**Recorded data:**
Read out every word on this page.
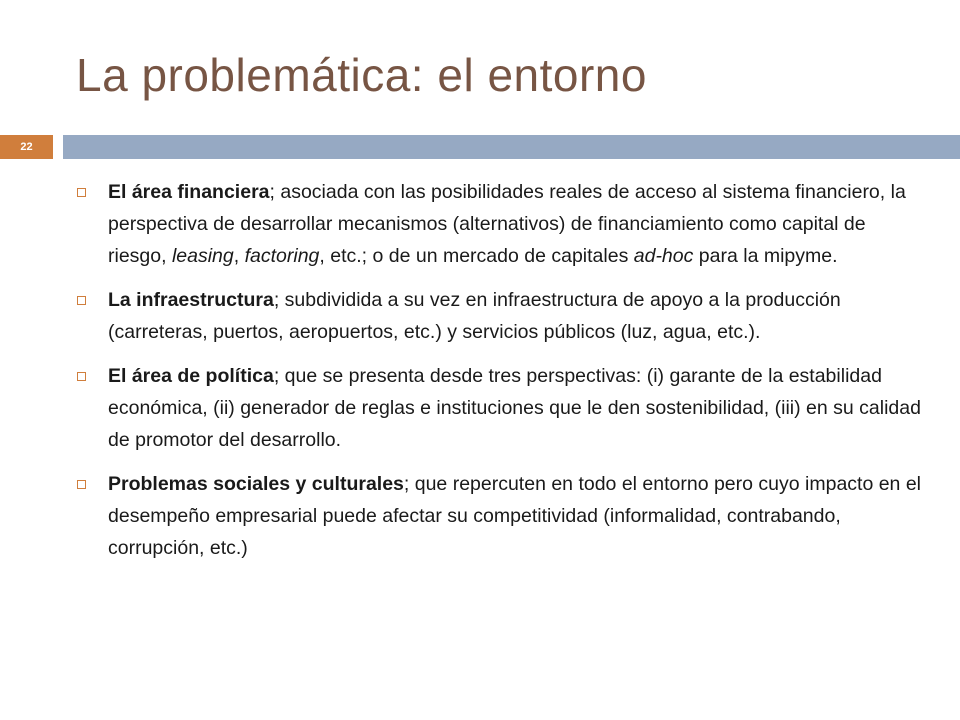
La problemática: el entorno
22
El área financiera; asociada con las posibilidades reales de acceso al sistema financiero, la perspectiva de desarrollar mecanismos (alternativos) de financiamiento como capital de riesgo, leasing, factoring, etc.; o de un mercado de capitales ad-hoc para la mipyme.
La infraestructura; subdividida a su vez en infraestructura de apoyo a la producción (carreteras, puertos, aeropuertos, etc.) y servicios públicos (luz, agua, etc.).
El área de política; que se presenta desde tres perspectivas: (i) garante de la estabilidad económica, (ii) generador de reglas e instituciones que le den sostenibilidad, (iii) en su calidad de promotor del desarrollo.
Problemas sociales y culturales; que repercuten en todo el entorno pero cuyo impacto en el desempeño empresarial puede afectar su competitividad (informalidad, contrabando, corrupción, etc.)
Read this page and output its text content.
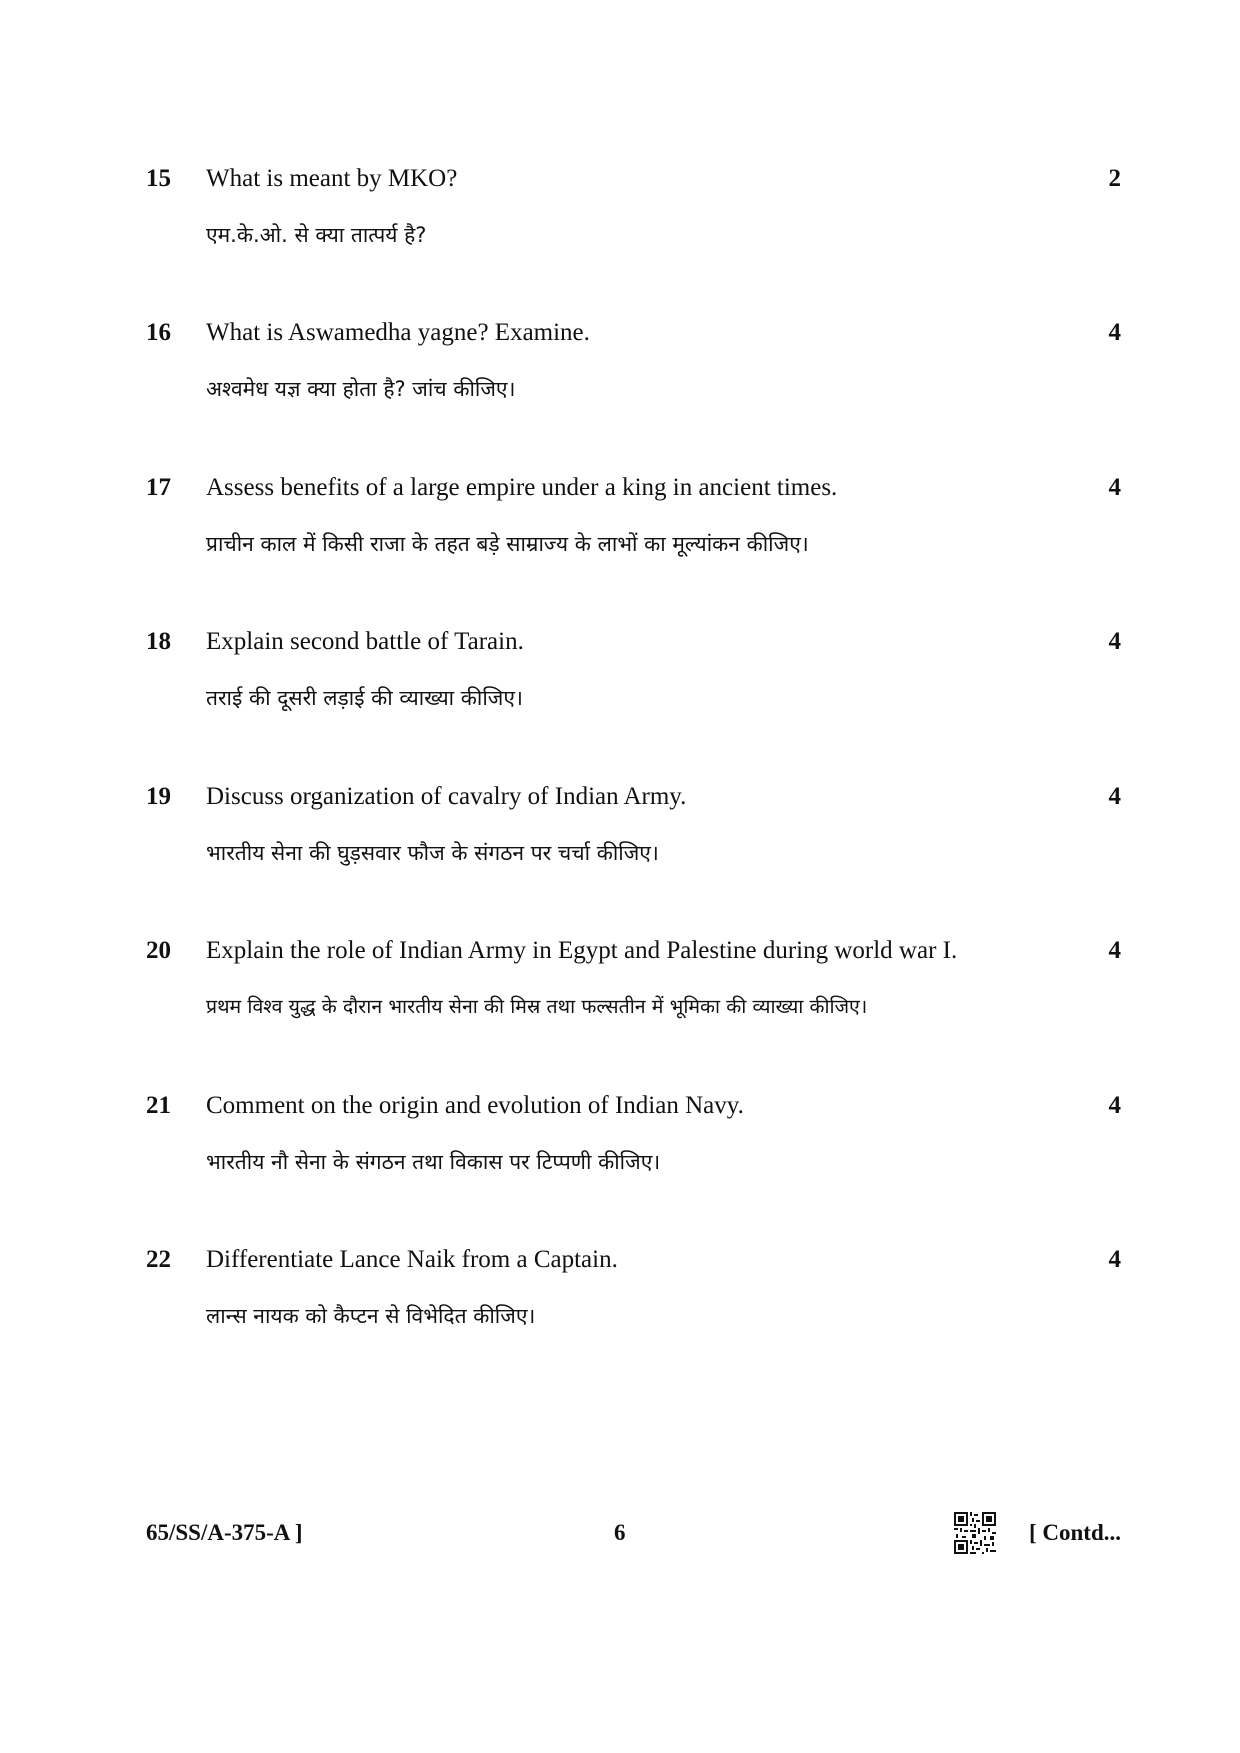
15 What is meant by MKO?
एम.के.ओ. से क्या तात्पर्य है?
2
16 What is Aswamedha yagne? Examine.
अश्वमेध यज्ञ क्या होता है? जांच कीजिए।
4
17 Assess benefits of a large empire under a king in ancient times.
प्राचीन काल में किसी राजा के तहत बड़े साम्राज्य के लाभों का मूल्यांकन कीजिए।
4
18 Explain second battle of Tarain.
तराई की दूसरी लड़ाई की व्याख्या कीजिए।
4
19 Discuss organization of cavalry of Indian Army.
भारतीय सेना की घुड़सवार फौज के संगठन पर चर्चा कीजिए।
4
20 Explain the role of Indian Army in Egypt and Palestine during world war I.
प्रथम विश्व युद्ध के दौरान भारतीय सेना की मिस्र तथा फल्सतीन में भूमिका की व्याख्या कीजिए।
4
21 Comment on the origin and evolution of Indian Navy.
भारतीय नौ सेना के संगठन तथा विकास पर टिप्पणी कीजिए।
4
22 Differentiate Lance Naik from a Captain.
लान्स नायक को कैप्टन से विभेदित कीजिए।
4
65/SS/A-375-A ]	6	[ Contd...
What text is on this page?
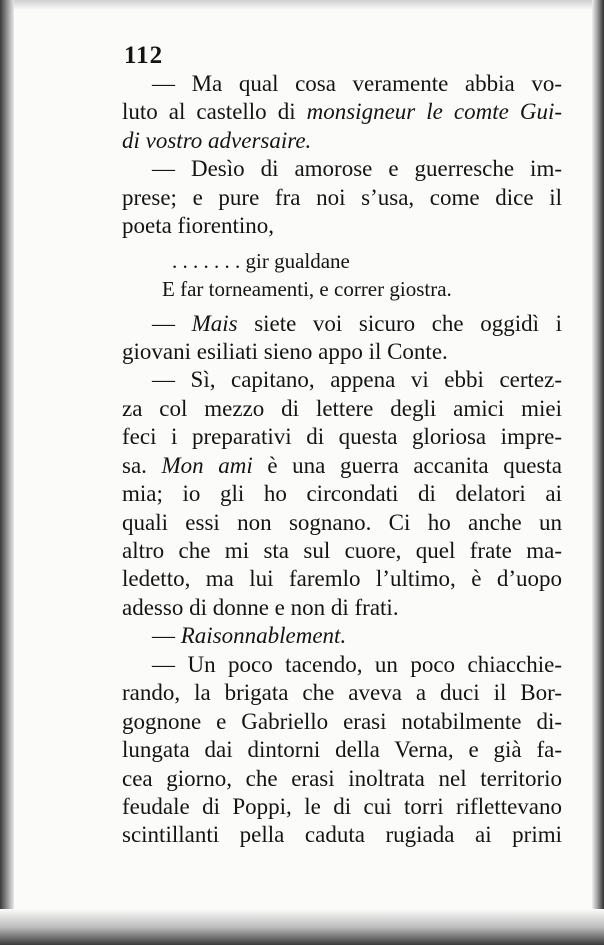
112
— Ma qual cosa veramente abbia vo-
luto al castello di monsigneur le comte Gui-
di vostro adversaire.
— Desìo di amorose e guerresche im-
prese; e pure fra noi s’usa, come dice il
poeta fiorentino,
. . . . . . . gir gualdane
E far torneamenti, e correr giostra.
— Mais siete voi sicuro che oggidì i
giovani esiliati sieno appo il Conte.
— Sì, capitano, appena vi ebbi certez-
za col mezzo di lettere degli amici miei
feci i preparativi di questa gloriosa impre-
sa. Mon ami è una guerra accanita questa
mia; io gli ho circondati di delatori ai
quali essi non sognano. Ci ho anche un
altro che mi sta sul cuore, quel frate ma-
ledetto, ma lui faremlo l’ultimo, è d’uopo
adesso di donne e non di frati.
— Raisonnablement.
— Un poco tacendo, un poco chiacchie-
rando, la brigata che aveva a duci il Bor-
gognone e Gabriello erasi notabilmente di-
lungata dai dintorni della Verna, e già fa-
cea giorno, che erasi inoltrata nel territorio
feudale di Poppi, le di cui torri riflettevano
scintillanti pella caduta rugiada ai primi
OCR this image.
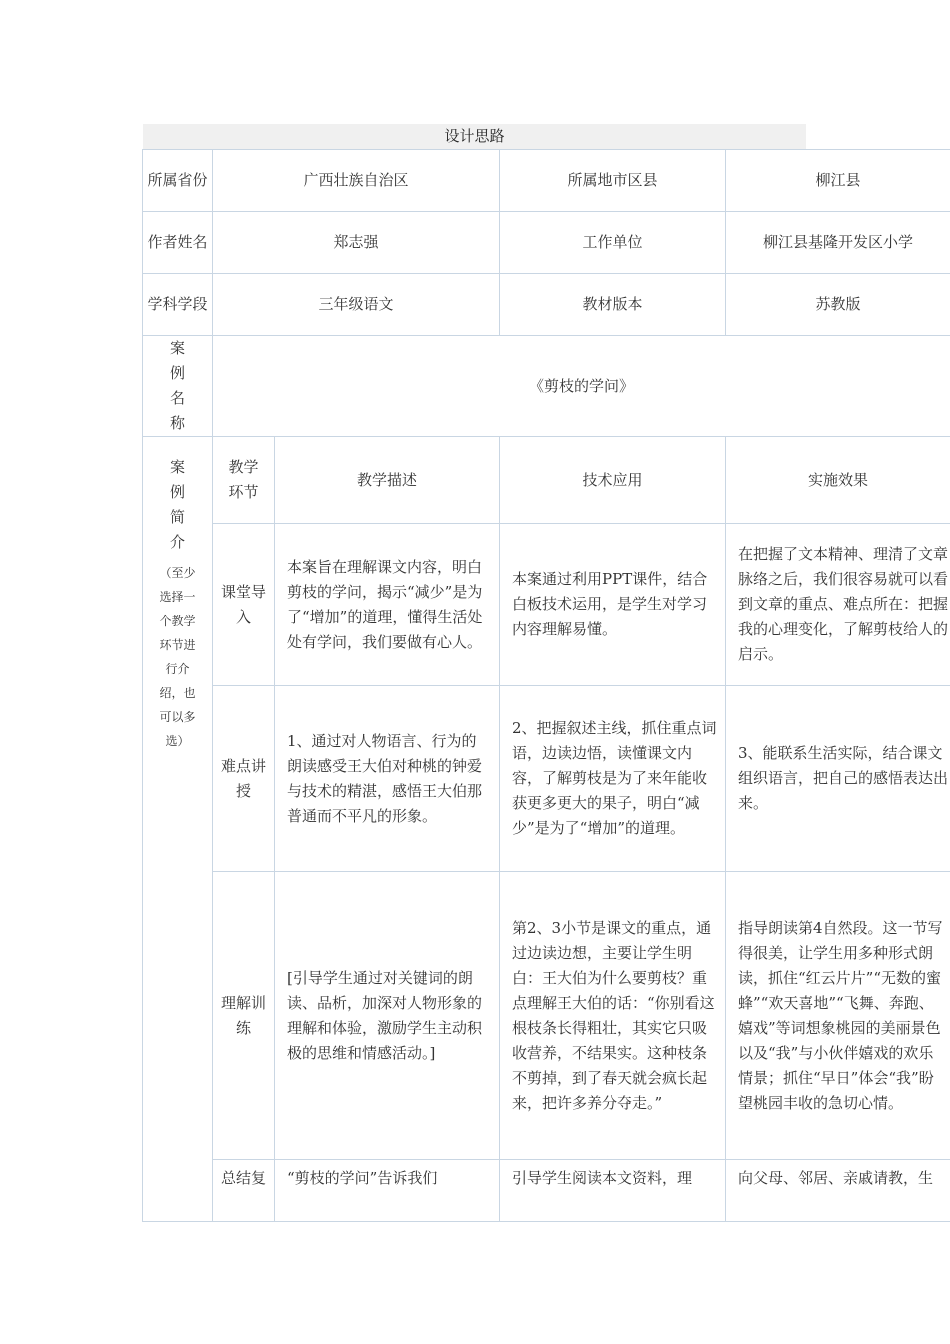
设计思路
所属省份	广西壮族自治区		所属地市区县	柳江县
作者姓名	郑志强		工作单位	柳江县基隆开发区小学
学科学段	三年级语文		教材版本	苏教版
案例名称	《剪枝的学问》			

案例简介
（至少选择一个教学环节进行介绍，也可以多选）	教学环节	教学描述	技术应用	实施效果
	课堂导入	本案旨在理解课文内容，明白剪枝的学问，揭示“减少”是为了“增加”的道理，懂得生活处处有学问，我们要做有心人。	本案通过利用PPT课件，结合白板技术运用，是学生对学习内容理解易懂。	在把握了文本精神、理清了文章脉络之后，我们很容易就可以看到文章的重点、难点所在：把握我的心理变化，了解剪枝给人的启示。
	难点讲授	1、通过对人物语言、行为的朗读感受王大伯对种桃的钟爱与技术的精湛，感悟王大伯那普通而不平凡的形象。	2、把握叙述主线，抓住重点词语，边读边悟，读懂课文内容，了解剪枝是为了来年能收获更多更大的果子，明白“减少”是为了“增加”的道理。	3、能联系生活实际，结合课文组织语言，把自己的感悟表达出来。
	理解训练	[引导学生通过对关键词的朗读、品析，加深对人物形象的理解和体验，激励学生主动积极的思维和情感活动。]	第2、3小节是课文的重点，通过边读边想，主要让学生明白：王大伯为什么要剪枝？重点理解王大伯的话：“你别看这根枝条长得粗壮，其实它只吸收营养，不结果实。这种枝条不剪掉，到了春天就会疯长起来，把许多养分夺走。”	指导朗读第4自然段。这一节写得很美，让学生用多种形式朗读，抓住“红云片片”“无数的蜜蜂”“欢天喜地”“飞舞、奔跑、嬉戏”等词想象桃园的美丽景色以及“我”与小伙伴嬉戏的欢乐情景；抓住“早日”体会“我”盼望桃园丰收的急切心情。
	总结复	“剪枝的学问”告诉我们	引导学生阅读本文资料，理	向父母、邻居、亲戚请教，生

**GOAL OF THE EXERCISE:** Transcribe each entry above exactly, apart from the pictures.

**TASK RESULT:**
Read out every word on this page.
La problemática: el entorno
22
El área financiera; asociada con las posibilidades reales de acceso al sistema financiero, la perspectiva de desarrollar mecanismos (alternativos) de financiamiento como capital de riesgo, leasing, factoring, etc.; o de un mercado de capitales ad-hoc para la mipyme.
La infraestructura; subdividida a su vez en infraestructura de apoyo a la producción (carreteras, puertos, aeropuertos, etc.) y servicios públicos (luz, agua, etc.).
El área de política; que se presenta desde tres perspectivas: (i) garante de la estabilidad económica, (ii) generador de reglas e instituciones que le den sostenibilidad, (iii) en su calidad de promotor del desarrollo.
Problemas sociales y culturales; que repercuten en todo el entorno pero cuyo impacto en el desempeño empresarial puede afectar su competitividad (informalidad, contrabando, corrupción, etc.)
Read this page and output its text content.
15 What is meant by MKO?
एम.के.ओ. से क्या तात्पर्य है?
2
16 What is Aswamedha yagne? Examine.
अश्वमेध यज्ञ क्या होता है? जांच कीजिए।
4
17 Assess benefits of a large empire under a king in ancient times.
प्राचीन काल में किसी राजा के तहत बड़े साम्राज्य के लाभों का मूल्यांकन कीजिए।
4
18 Explain second battle of Tarain.
तराई की दूसरी लड़ाई की व्याख्या कीजिए।
4
19 Discuss organization of cavalry of Indian Army.
भारतीय सेना की घुड़सवार फौज के संगठन पर चर्चा कीजिए।
4
20 Explain the role of Indian Army in Egypt and Palestine during world war I.
प्रथम विश्व युद्ध के दौरान भारतीय सेना की मिस्र तथा फल्सतीन में भूमिका की व्याख्या कीजिए।
4
21 Comment on the origin and evolution of Indian Navy.
भारतीय नौ सेना के संगठन तथा विकास पर टिप्पणी कीजिए।
4
22 Differentiate Lance Naik from a Captain.
लान्स नायक को कैप्टन से विभेदित कीजिए।
4
65/SS/A-375-A ]	6	[ Contd...
What text is on this page?
112
— Ma qual cosa veramente abbia vo-
luto al castello di monsigneur le comte Gui-
di vostro adversaire.
— Desìo di amorose e guerresche im-
prese; e pure fra noi s’usa, come dice il
poeta fiorentino,
. . . . . . . gir gualdane
E far torneamenti, e correr giostra.
— Mais siete voi sicuro che oggidì i
giovani esiliati sieno appo il Conte.
— Sì, capitano, appena vi ebbi certez-
za col mezzo di lettere degli amici miei
feci i preparativi di questa gloriosa impre-
sa. Mon ami è una guerra accanita questa
mia; io gli ho circondati di delatori ai
quali essi non sognano. Ci ho anche un
altro che mi sta sul cuore, quel frate ma-
ledetto, ma lui faremlo l’ultimo, è d’uopo
adesso di donne e non di frati.
— Raisonnablement.
— Un poco tacendo, un poco chiacchie-
rando, la brigata che aveva a duci il Bor-
gognone e Gabriello erasi notabilmente di-
lungata dai dintorni della Verna, e già fa-
cea giorno, che erasi inoltrata nel territorio
feudale di Poppi, le di cui torri riflettevano
scintillanti pella caduta rugiada ai primi
OCR this image.
设计思路
所属省份	广西壮族自治区		所属地市区县	柳江县
作者姓名	郑志强		工作单位	柳江县基隆开发区小学
学科学段	三年级语文		教材版本	苏教版
案例名称	《剪枝的学问》			

案例简介
（至少选择一个教学环节进行介绍，也可以多选）	教学环节	教学描述	技术应用	实施效果
	课堂导入	本案旨在理解课文内容，明白剪枝的学问，揭示“减少”是为了“增加”的道理，懂得生活处处有学问，我们要做有心人。	本案通过利用PPT课件，结合白板技术运用，是学生对学习内容理解易懂。	在把握了文本精神、理清了文章脉络之后，我们很容易就可以看到文章的重点、难点所在：把握我的心理变化，了解剪枝给人的启示。
	难点讲授	1、通过对人物语言、行为的朗读感受王大伯对种桃的钟爱与技术的精湛，感悟王大伯那普通而不平凡的形象。	2、把握叙述主线，抓住重点词语，边读边悟，读懂课文内容，了解剪枝是为了来年能收获更多更大的果子，明白“减少”是为了“增加”的道理。	3、能联系生活实际，结合课文组织语言，把自己的感悟表达出来。
	理解训练	[引导学生通过对关键词的朗读、品析，加深对人物形象的理解和体验，激励学生主动积极的思维和情感活动。]	第2、3小节是课文的重点，通过边读边想，主要让学生明白：王大伯为什么要剪枝？重点理解王大伯的话：“你别看这根枝条长得粗壮，其实它只吸收营养，不结果实。这种枝条不剪掉，到了春天就会疯长起来，把许多养分夺走。”	指导朗读第4自然段。这一节写得很美，让学生用多种形式朗读，抓住“红云片片”“无数的蜜蜂”“欢天喜地”“飞舞、奔跑、嬉戏”等词想象桃园的美丽景色以及“我”与小伙伴嬉戏的欢乐情景；抓住“早日”体会“我”盼望桃园丰收的急切心情。
	总结复	“剪枝的学问”告诉我们	引导学生阅读本文资料，理	向父母、邻居、亲戚请教，生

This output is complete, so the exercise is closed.